- _Goal of the exercise_:
Show all lines holding the string "этом".

begin Data

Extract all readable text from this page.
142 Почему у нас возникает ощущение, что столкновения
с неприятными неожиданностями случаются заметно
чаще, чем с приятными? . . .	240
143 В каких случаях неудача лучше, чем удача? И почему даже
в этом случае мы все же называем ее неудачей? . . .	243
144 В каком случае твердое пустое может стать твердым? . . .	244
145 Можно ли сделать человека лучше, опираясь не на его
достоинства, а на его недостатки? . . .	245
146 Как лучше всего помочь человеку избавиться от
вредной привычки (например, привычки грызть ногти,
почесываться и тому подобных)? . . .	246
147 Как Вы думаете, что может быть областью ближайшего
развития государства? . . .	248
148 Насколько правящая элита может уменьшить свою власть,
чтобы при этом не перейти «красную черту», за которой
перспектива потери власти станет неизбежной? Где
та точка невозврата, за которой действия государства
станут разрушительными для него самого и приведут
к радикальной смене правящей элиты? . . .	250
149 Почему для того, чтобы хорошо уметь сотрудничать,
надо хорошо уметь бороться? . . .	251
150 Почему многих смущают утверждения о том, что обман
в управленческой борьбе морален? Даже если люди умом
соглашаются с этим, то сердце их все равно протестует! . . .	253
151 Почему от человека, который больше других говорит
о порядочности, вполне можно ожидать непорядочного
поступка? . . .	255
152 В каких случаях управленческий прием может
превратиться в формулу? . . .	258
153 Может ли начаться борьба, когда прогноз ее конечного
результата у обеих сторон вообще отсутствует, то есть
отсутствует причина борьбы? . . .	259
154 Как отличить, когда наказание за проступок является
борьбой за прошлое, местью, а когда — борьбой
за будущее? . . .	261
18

end Data

- _Problem solution_:
в этом случае мы все же называем ее неудачей? . . .	243
чтобы при этом не перейти «красную черту», за которой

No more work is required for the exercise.